- AIM OF THE EXERCISE -
Write the records below out again exactly as given, with no images.

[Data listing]
******

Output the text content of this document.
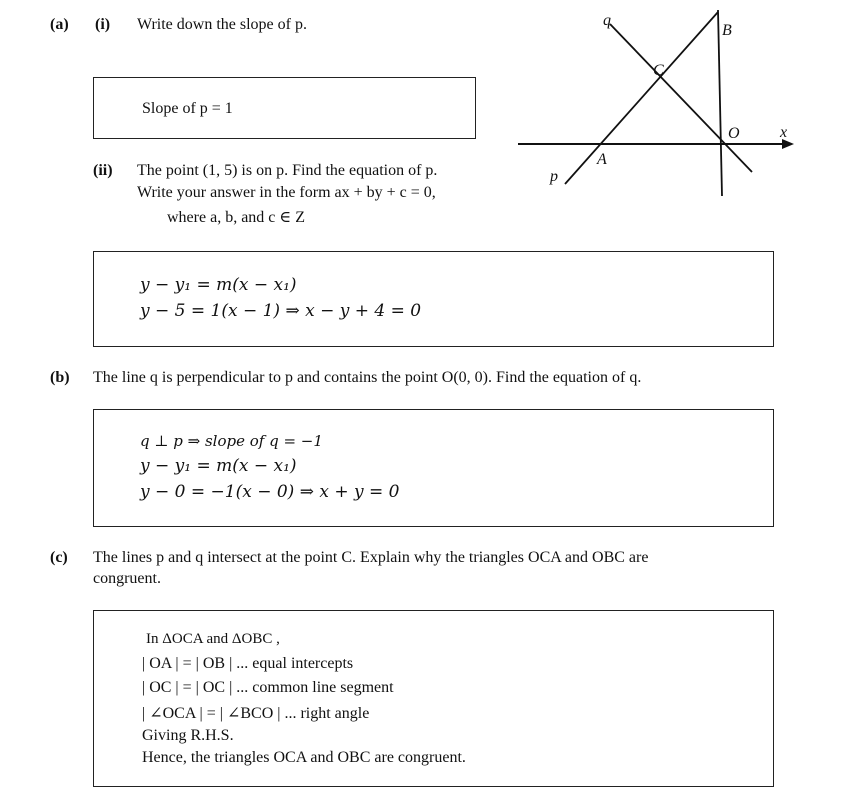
(a) (i) Write down the slope of p.
Slope of p = 1
(ii) The point (1, 5) is on p. Find the equation of p.
Write your answer in the form ax + by + c = 0,
where a, b, and c ∈ Z
y − y₁ = m(x − x₁)
y − 5 = 1(x − 1) ⇒ x − y + 4 = 0
q
B
C
O	x
A
p
(b) The line q is perpendicular to p and contains the point O(0, 0). Find the equation of q.
q ⊥ p ⇒ slope of q = −1
y − y₁ = m(x − x₁)
y − 0 = −1(x − 0) ⇒ x + y = 0
(c) The lines p and q intersect at the point C. Explain why the triangles OCA and OBC are
congruent.
In ΔOCA and ΔOBC ,
| OA | = | OB | ... equal intercepts
| OC | = | OC | ... common line segment
| ∠OCA | = | ∠BCO | ... right angle
Giving R.H.S.
Hence, the triangles OCA and OBC are congruent.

******

- EXPECTED OUTPUT -
Output the text content of this document.
(a) (i) Write down the slope of p.
Slope of p = 1
(ii) The point (1, 5) is on p. Find the equation of p.
Write your answer in the form ax + by + c = 0,
where a, b, and c ∈ Z
y − y₁ = m(x − x₁)
y − 5 = 1(x − 1) ⇒ x − y + 4 = 0
q
B
C
O	x
A
p
(b) The line q is perpendicular to p and contains the point O(0, 0). Find the equation of q.
q ⊥ p ⇒ slope of q = −1
y − y₁ = m(x − x₁)
y − 0 = −1(x − 0) ⇒ x + y = 0
(c) The lines p and q intersect at the point C. Explain why the triangles OCA and OBC are
congruent.
In ΔOCA and ΔOBC ,
| OA | = | OB | ... equal intercepts
| OC | = | OC | ... common line segment
| ∠OCA | = | ∠BCO | ... right angle
Giving R.H.S.
Hence, the triangles OCA and OBC are congruent.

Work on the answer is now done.